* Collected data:
· · · · ·
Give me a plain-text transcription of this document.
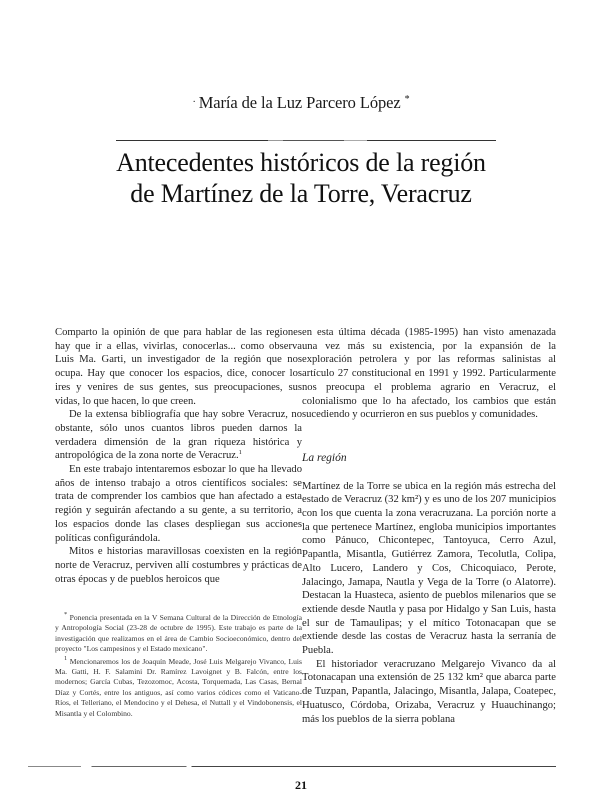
· María de la Luz Parcero López *
Antecedentes históricos de la región
de Martínez de la Torre, Veracruz

Comparto la opinión de que para hablar de las regiones hay que ir a ellas, vivirlas, conocerlas... como observa Luis Ma. Garti, un investigador de la región que nos ocupa. Hay que conocer los espacios, dice, conocer los ires y venires de sus gentes, sus preocupaciones, sus vidas, lo que hacen, lo que creen.

De la extensa bibliografía que hay sobre Veracruz, no obstante, sólo unos cuantos libros pueden darnos la verdadera dimensión de la gran riqueza histórica y antropológica de la zona norte de Veracruz.$^1$

En este trabajo intentaremos esbozar lo que ha llevado años de intenso trabajo a otros científicos sociales: se trata de comprender los cambios que han afectado a esta región y seguirán afectando a su gente, a su territorio, a los espacios donde las clases despliegan sus acciones políticas configurándola.

Mitos e historias maravillosas coexisten en la región norte de Veracruz, perviven allí costumbres y prácticas de otras épocas y de pueblos heroicos que

* Ponencia presentada en la V Semana Cultural de la Dirección de Etnología y Antropología Social (23-28 de octubre de 1995). Este trabajo es parte de la investigación que realizamos en el área de Cambio Socioeconómico, dentro del proyecto "Los campesinos y el Estado mexicano".

$^1$ Mencionaremos los de Joaquín Meade, José Luis Melgarejo Vivanco, Luis Ma. Gatti, H. F. Salamini Dr. Ramírez Lavoignet y B. Falcón, entre los modernos; García Cubas, Tezozomoc, Acosta, Torquemada, Las Casas, Bernal Díaz y Cortés, entre los antiguos, así como varios códices como el Vaticano-Ríos, el Telleriano, el Mendocino y el Dehesa, el Nuttall y el Vindobonensis, el Misantla y el Colombino.

en esta última década (1985-1995) han visto amenazada una vez más su existencia, por la expansión de la exploración petrolera y por las reformas salinistas al artículo 27 constitucional en 1991 y 1992. Particularmente nos preocupa el problema agrario en Veracruz, el colonialismo que lo ha afectado, los cambios que están sucediendo y ocurrieron en sus pueblos y comunidades.

La región

Martínez de la Torre se ubica en la región más estrecha del estado de Veracruz (32 km²) y es uno de los 207 municipios con los que cuenta la zona veracruzana. La porción norte a la que pertenece Martínez, engloba municipios importantes como Pánuco, Chicontepec, Tantoyuca, Cerro Azul, Papantla, Misantla, Gutiérrez Zamora, Tecolutla, Colipa, Alto Lucero, Landero y Cos, Chicoquiaco, Perote, Jalacingo, Jamapa, Nautla y Vega de la Torre (o Alatorre). Destacan la Huasteca, asiento de pueblos milenarios que se extiende desde Nautla y pasa por Hidalgo y San Luis, hasta el sur de Tamaulipas; y el mítico Totonacapan que se extiende desde las costas de Veracruz hasta la serranía de Puebla.

El historiador veracruzano Melgarejo Vivanco da al Totonacapan una extensión de 25 132 km² que abarca parte de Tuzpan, Papantla, Jalacingo, Misantla, Jalapa, Coatepec, Huatusco, Córdoba, Orizaba, Veracruz y Huauchinango; más los pueblos de la sierra poblana

21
· · · · ·
* What is needed:
Keep the pictures out of the copy and write out the data exactly as it stands.

* Solution:
Give me a plain-text transcription of this document.
· María de la Luz Parcero López *
Antecedentes históricos de la región
de Martínez de la Torre, Veracruz

Comparto la opinión de que para hablar de las regiones hay que ir a ellas, vivirlas, conocerlas... como observa Luis Ma. Garti, un investigador de la región que nos ocupa. Hay que conocer los espacios, dice, conocer los ires y venires de sus gentes, sus preocupaciones, sus vidas, lo que hacen, lo que creen.

De la extensa bibliografía que hay sobre Veracruz, no obstante, sólo unos cuantos libros pueden darnos la verdadera dimensión de la gran riqueza histórica y antropológica de la zona norte de Veracruz.$^1$

En este trabajo intentaremos esbozar lo que ha llevado años de intenso trabajo a otros científicos sociales: se trata de comprender los cambios que han afectado a esta región y seguirán afectando a su gente, a su territorio, a los espacios donde las clases despliegan sus acciones políticas configurándola.

Mitos e historias maravillosas coexisten en la región norte de Veracruz, perviven allí costumbres y prácticas de otras épocas y de pueblos heroicos que

* Ponencia presentada en la V Semana Cultural de la Dirección de Etnología y Antropología Social (23-28 de octubre de 1995). Este trabajo es parte de la investigación que realizamos en el área de Cambio Socioeconómico, dentro del proyecto "Los campesinos y el Estado mexicano".

$^1$ Mencionaremos los de Joaquín Meade, José Luis Melgarejo Vivanco, Luis Ma. Gatti, H. F. Salamini Dr. Ramírez Lavoignet y B. Falcón, entre los modernos; García Cubas, Tezozomoc, Acosta, Torquemada, Las Casas, Bernal Díaz y Cortés, entre los antiguos, así como varios códices como el Vaticano-Ríos, el Telleriano, el Mendocino y el Dehesa, el Nuttall y el Vindobonensis, el Misantla y el Colombino.

en esta última década (1985-1995) han visto amenazada una vez más su existencia, por la expansión de la exploración petrolera y por las reformas salinistas al artículo 27 constitucional en 1991 y 1992. Particularmente nos preocupa el problema agrario en Veracruz, el colonialismo que lo ha afectado, los cambios que están sucediendo y ocurrieron en sus pueblos y comunidades.

La región

Martínez de la Torre se ubica en la región más estrecha del estado de Veracruz (32 km²) y es uno de los 207 municipios con los que cuenta la zona veracruzana. La porción norte a la que pertenece Martínez, engloba municipios importantes como Pánuco, Chicontepec, Tantoyuca, Cerro Azul, Papantla, Misantla, Gutiérrez Zamora, Tecolutla, Colipa, Alto Lucero, Landero y Cos, Chicoquiaco, Perote, Jalacingo, Jamapa, Nautla y Vega de la Torre (o Alatorre). Destacan la Huasteca, asiento de pueblos milenarios que se extiende desde Nautla y pasa por Hidalgo y San Luis, hasta el sur de Tamaulipas; y el mítico Totonacapan que se extiende desde las costas de Veracruz hasta la serranía de Puebla.

El historiador veracruzano Melgarejo Vivanco da al Totonacapan una extensión de 25 132 km² que abarca parte de Tuzpan, Papantla, Jalacingo, Misantla, Jalapa, Coatepec, Huatusco, Córdoba, Orizaba, Veracruz y Huauchinango; más los pueblos de la sierra poblana

21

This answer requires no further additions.